### TASK OBJECTIVE
Restate the whole of the material. Keep every word, and drop the pictures.
————————
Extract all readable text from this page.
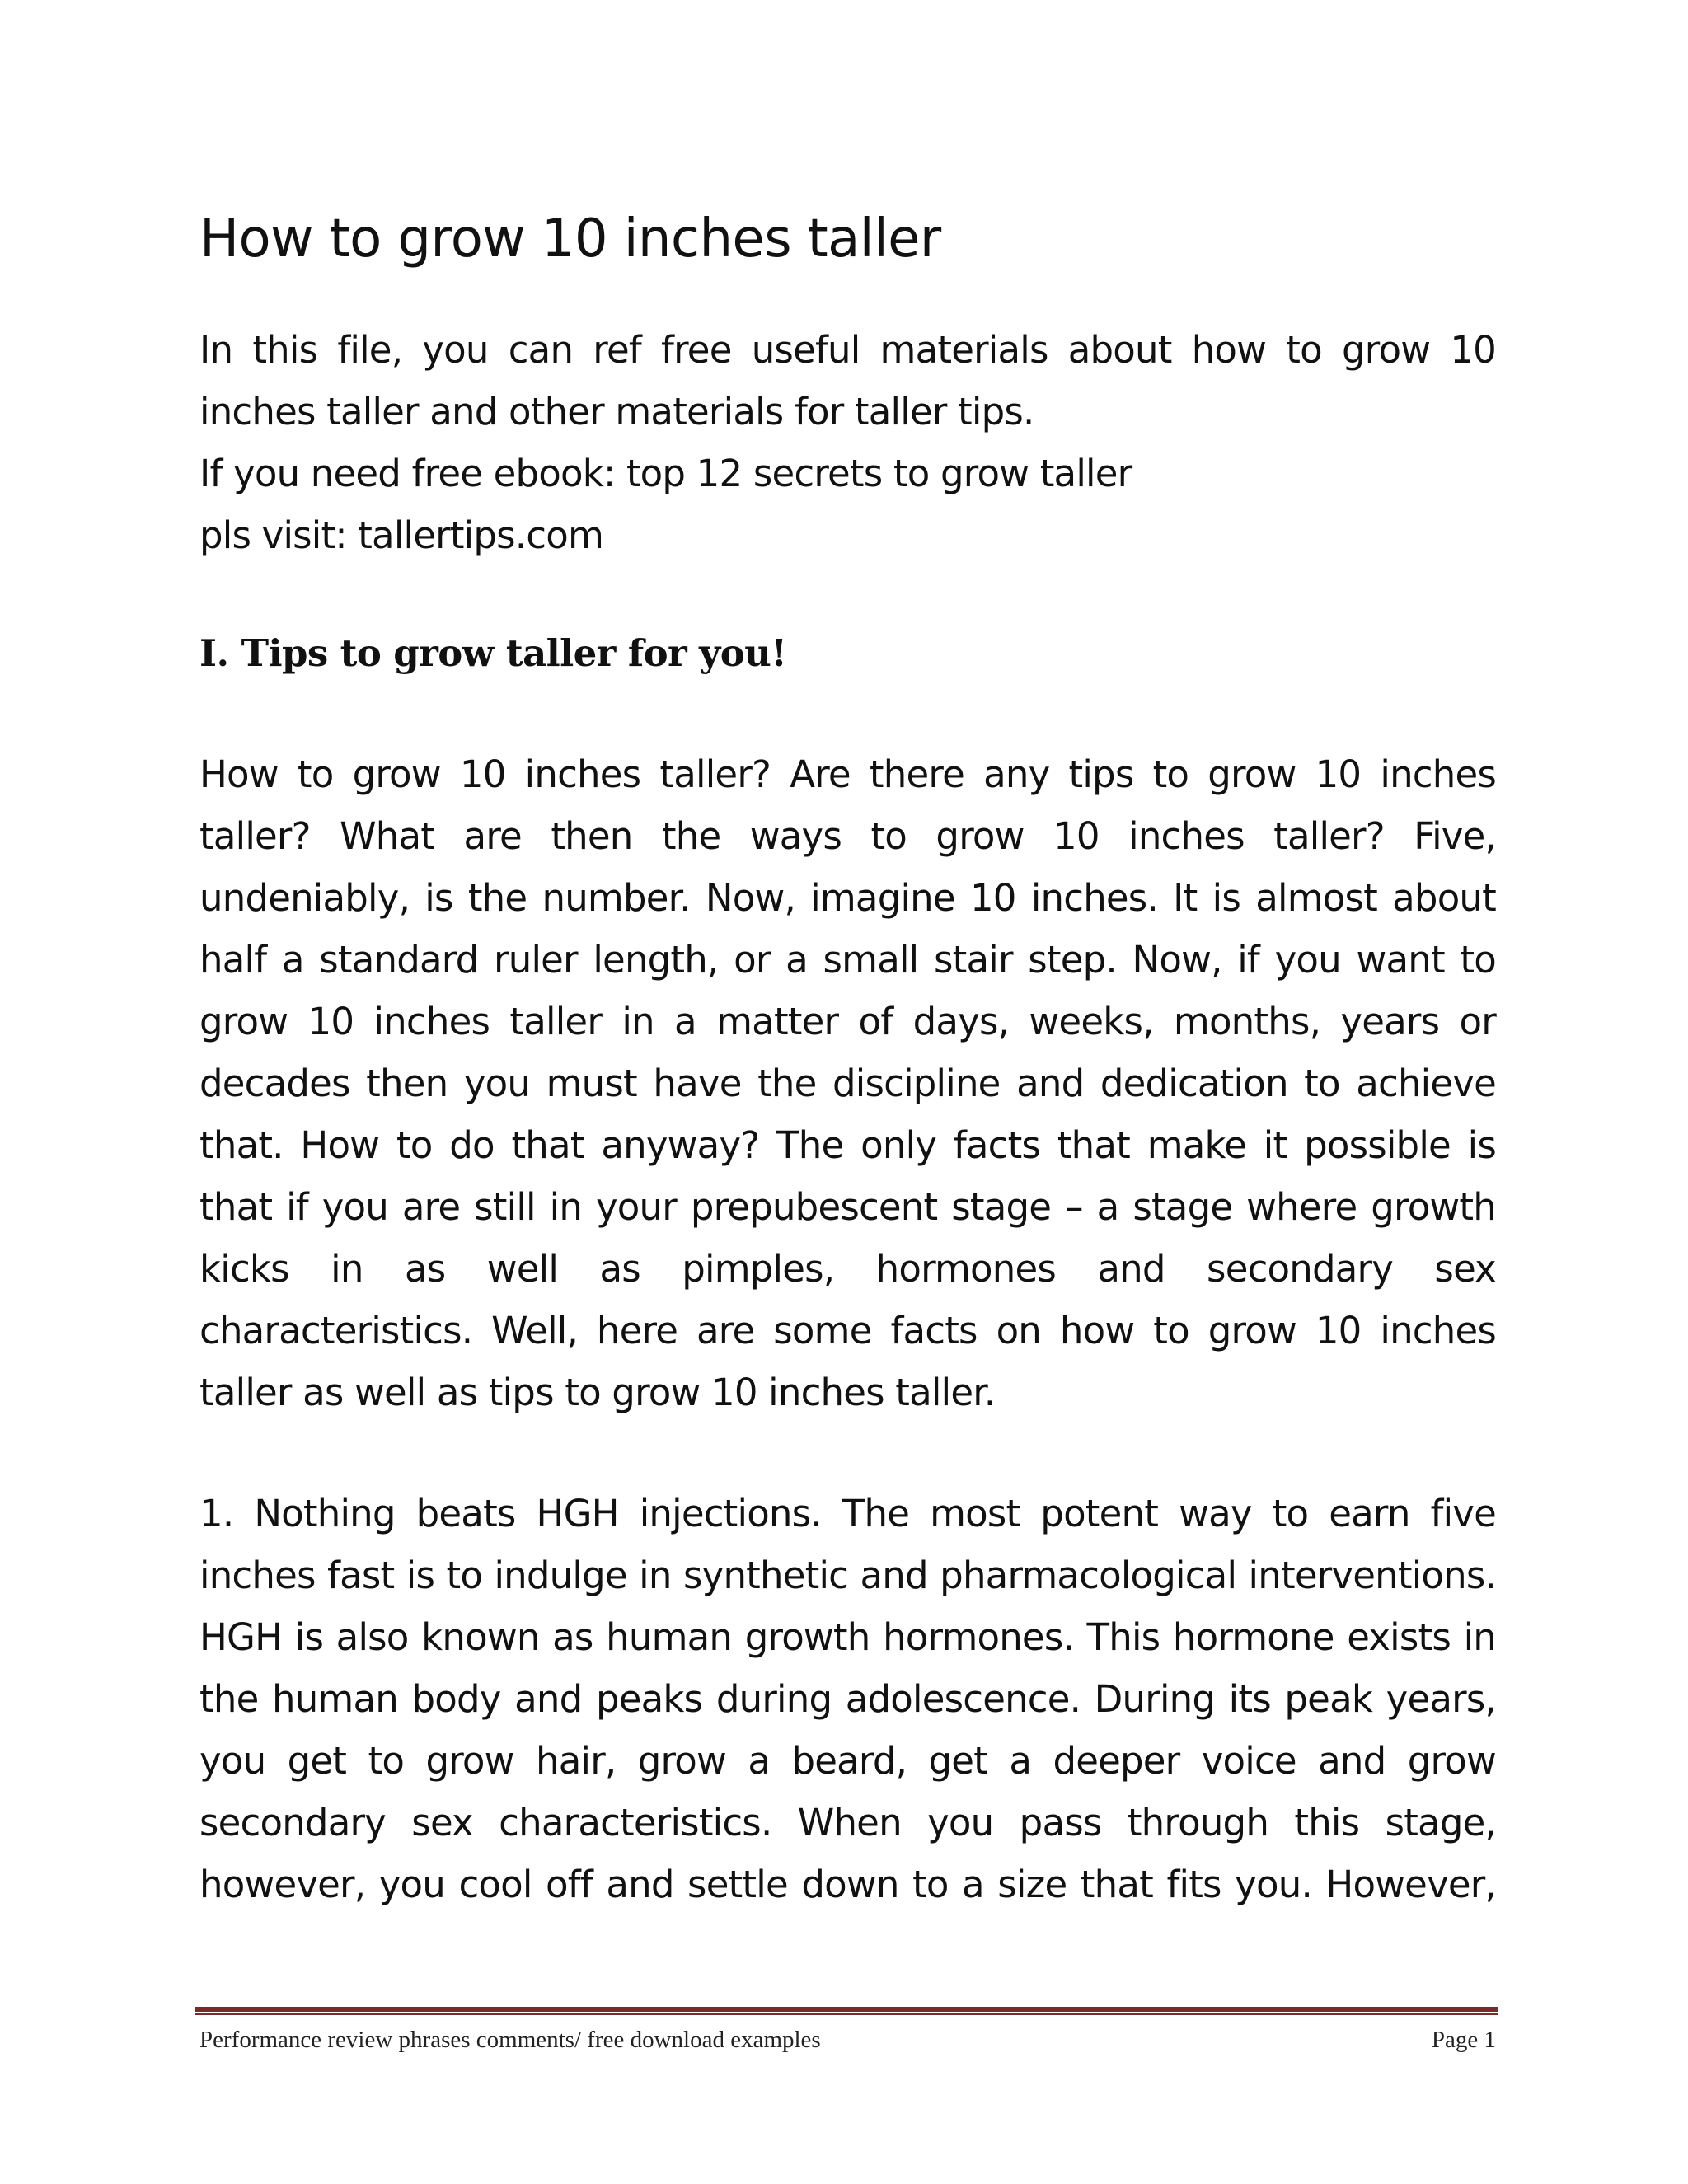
How to grow 10 inches taller

In this file, you can ref free useful materials about how to grow 10 inches taller and other materials for taller tips.

If you need free ebook: top 12 secrets to grow taller

pls visit: tallertips.com

I. Tips to grow taller for you!

How to grow 10 inches taller? Are there any tips to grow 10 inches taller? What are then the ways to grow 10 inches taller? Five, undeniably, is the number. Now, imagine 10 inches. It is almost about half a standard ruler length, or a small stair step. Now, if you want to grow 10 inches taller in a matter of days, weeks, months, years or decades then you must have the discipline and dedication to achieve that. How to do that anyway? The only facts that make it possible is that if you are still in your prepubescent stage – a stage where growth kicks in as well as pimples, hormones and secondary sex characteristics. Well, here are some facts on how to grow 10 inches taller as well as tips to grow 10 inches taller.

1. Nothing beats HGH injections. The most potent way to earn five inches fast is to indulge in synthetic and pharmacological interventions. HGH is also known as human growth hormones. This hormone exists in the human body and peaks during adolescence. During its peak years, you get to grow hair, grow a beard, get a deeper voice and grow secondary sex characteristics. When you pass through this stage, however, you cool off and settle down to a size that fits you. However,

Performance review phrases comments/ free download examples	Page 1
————————
### RESPONSE BELOW
Extract all readable text from this page.
How to grow 10 inches taller

In this file, you can ref free useful materials about how to grow 10 inches taller and other materials for taller tips.

If you need free ebook: top 12 secrets to grow taller

pls visit: tallertips.com

I. Tips to grow taller for you!

How to grow 10 inches taller? Are there any tips to grow 10 inches taller? What are then the ways to grow 10 inches taller? Five, undeniably, is the number. Now, imagine 10 inches. It is almost about half a standard ruler length, or a small stair step. Now, if you want to grow 10 inches taller in a matter of days, weeks, months, years or decades then you must have the discipline and dedication to achieve that. How to do that anyway? The only facts that make it possible is that if you are still in your prepubescent stage – a stage where growth kicks in as well as pimples, hormones and secondary sex characteristics. Well, here are some facts on how to grow 10 inches taller as well as tips to grow 10 inches taller.

1. Nothing beats HGH injections. The most potent way to earn five inches fast is to indulge in synthetic and pharmacological interventions. HGH is also known as human growth hormones. This hormone exists in the human body and peaks during adolescence. During its peak years, you get to grow hair, grow a beard, get a deeper voice and grow secondary sex characteristics. When you pass through this stage, however, you cool off and settle down to a size that fits you. However,

Performance review phrases comments/ free download examples	Page 1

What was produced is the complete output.